— To do —
Every record below should be printed exactly as given.

— Provided data —
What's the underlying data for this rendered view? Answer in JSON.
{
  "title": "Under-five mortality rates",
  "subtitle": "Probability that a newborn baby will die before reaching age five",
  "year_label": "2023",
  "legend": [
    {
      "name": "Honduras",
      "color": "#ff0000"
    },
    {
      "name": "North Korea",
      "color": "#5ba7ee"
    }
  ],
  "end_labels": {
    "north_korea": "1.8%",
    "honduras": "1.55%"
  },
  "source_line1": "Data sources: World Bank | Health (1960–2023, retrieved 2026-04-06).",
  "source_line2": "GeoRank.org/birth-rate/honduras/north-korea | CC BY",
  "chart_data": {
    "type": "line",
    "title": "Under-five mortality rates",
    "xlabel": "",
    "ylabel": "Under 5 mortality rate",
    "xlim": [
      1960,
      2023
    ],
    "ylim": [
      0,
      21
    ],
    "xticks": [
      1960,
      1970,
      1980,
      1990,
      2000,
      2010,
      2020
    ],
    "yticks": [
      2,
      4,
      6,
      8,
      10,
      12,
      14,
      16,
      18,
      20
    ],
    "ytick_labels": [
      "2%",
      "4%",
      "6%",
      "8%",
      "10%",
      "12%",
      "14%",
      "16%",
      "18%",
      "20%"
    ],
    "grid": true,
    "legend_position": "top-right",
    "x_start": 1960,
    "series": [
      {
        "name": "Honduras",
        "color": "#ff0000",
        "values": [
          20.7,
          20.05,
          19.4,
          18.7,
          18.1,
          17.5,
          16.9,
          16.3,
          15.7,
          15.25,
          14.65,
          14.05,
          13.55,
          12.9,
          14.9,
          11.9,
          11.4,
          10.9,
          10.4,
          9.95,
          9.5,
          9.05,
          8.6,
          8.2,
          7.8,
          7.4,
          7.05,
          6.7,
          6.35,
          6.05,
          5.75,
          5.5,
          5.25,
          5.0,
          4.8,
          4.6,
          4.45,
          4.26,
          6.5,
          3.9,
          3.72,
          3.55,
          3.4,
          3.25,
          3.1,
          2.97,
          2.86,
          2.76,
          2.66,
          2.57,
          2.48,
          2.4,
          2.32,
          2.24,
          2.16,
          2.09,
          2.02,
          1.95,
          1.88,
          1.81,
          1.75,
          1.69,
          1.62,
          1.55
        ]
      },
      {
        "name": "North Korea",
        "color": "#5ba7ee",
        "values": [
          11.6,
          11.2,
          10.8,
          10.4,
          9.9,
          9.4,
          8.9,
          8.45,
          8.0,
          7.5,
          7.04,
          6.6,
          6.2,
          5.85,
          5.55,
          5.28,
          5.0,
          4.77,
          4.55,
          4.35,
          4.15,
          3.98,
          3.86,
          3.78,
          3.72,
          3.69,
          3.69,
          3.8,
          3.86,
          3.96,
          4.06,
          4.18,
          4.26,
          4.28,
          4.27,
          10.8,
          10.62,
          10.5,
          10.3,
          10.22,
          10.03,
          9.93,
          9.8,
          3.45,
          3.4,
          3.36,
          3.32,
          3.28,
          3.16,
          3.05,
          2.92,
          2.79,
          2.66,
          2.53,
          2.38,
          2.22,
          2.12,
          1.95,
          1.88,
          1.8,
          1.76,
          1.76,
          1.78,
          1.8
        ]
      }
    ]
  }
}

— Result of this exercise —
What's the underlying data for this rendered view? Answer in JSON.
{
  "title": "Under-five mortality rates",
  "subtitle": "Probability that a newborn baby will die before reaching age five",
  "year_label": "2023",
  "legend": [
    {
      "name": "Honduras",
      "color": "#ff0000"
    },
    {
      "name": "North Korea",
      "color": "#5ba7ee"
    }
  ],
  "end_labels": {
    "north_korea": "1.8%",
    "honduras": "1.55%"
  },
  "source_line1": "Data sources: World Bank | Health (1960–2023, retrieved 2026-04-06).",
  "source_line2": "GeoRank.org/birth-rate/honduras/north-korea | CC BY",
  "chart_data": {
    "type": "line",
    "title": "Under-five mortality rates",
    "xlabel": "",
    "ylabel": "Under 5 mortality rate",
    "xlim": [
      1960,
      2023
    ],
    "ylim": [
      0,
      21
    ],
    "xticks": [
      1960,
      1970,
      1980,
      1990,
      2000,
      2010,
      2020
    ],
    "yticks": [
      2,
      4,
      6,
      8,
      10,
      12,
      14,
      16,
      18,
      20
    ],
    "ytick_labels": [
      "2%",
      "4%",
      "6%",
      "8%",
      "10%",
      "12%",
      "14%",
      "16%",
      "18%",
      "20%"
    ],
    "grid": true,
    "legend_position": "top-right",
    "x_start": 1960,
    "series": [
      {
        "name": "Honduras",
        "color": "#ff0000",
        "values": [
          20.7,
          20.05,
          19.4,
          18.7,
          18.1,
          17.5,
          16.9,
          16.3,
          15.7,
          15.25,
          14.65,
          14.05,
          13.55,
          12.9,
          14.9,
          11.9,
          11.4,
          10.9,
          10.4,
          9.95,
          9.5,
          9.05,
          8.6,
          8.2,
          7.8,
          7.4,
          7.05,
          6.7,
          6.35,
          6.05,
          5.75,
          5.5,
          5.25,
          5.0,
          4.8,
          4.6,
          4.45,
          4.26,
          6.5,
          3.9,
          3.72,
          3.55,
          3.4,
          3.25,
          3.1,
          2.97,
          2.86,
          2.76,
          2.66,
          2.57,
          2.48,
          2.4,
          2.32,
          2.24,
          2.16,
          2.09,
          2.02,
          1.95,
          1.88,
          1.81,
          1.75,
          1.69,
          1.62,
          1.55
        ]
      },
      {
        "name": "North Korea",
        "color": "#5ba7ee",
        "values": [
          11.6,
          11.2,
          10.8,
          10.4,
          9.9,
          9.4,
          8.9,
          8.45,
          8.0,
          7.5,
          7.04,
          6.6,
          6.2,
          5.85,
          5.55,
          5.28,
          5.0,
          4.77,
          4.55,
          4.35,
          4.15,
          3.98,
          3.86,
          3.78,
          3.72,
          3.69,
          3.69,
          3.8,
          3.86,
          3.96,
          4.06,
          4.18,
          4.26,
          4.28,
          4.27,
          10.8,
          10.62,
          10.5,
          10.3,
          10.22,
          10.03,
          9.93,
          9.8,
          3.45,
          3.4,
          3.36,
          3.32,
          3.28,
          3.16,
          3.05,
          2.92,
          2.79,
          2.66,
          2.53,
          2.38,
          2.22,
          2.12,
          1.95,
          1.88,
          1.8,
          1.76,
          1.76,
          1.78,
          1.8
        ]
      }
    ]
  }
}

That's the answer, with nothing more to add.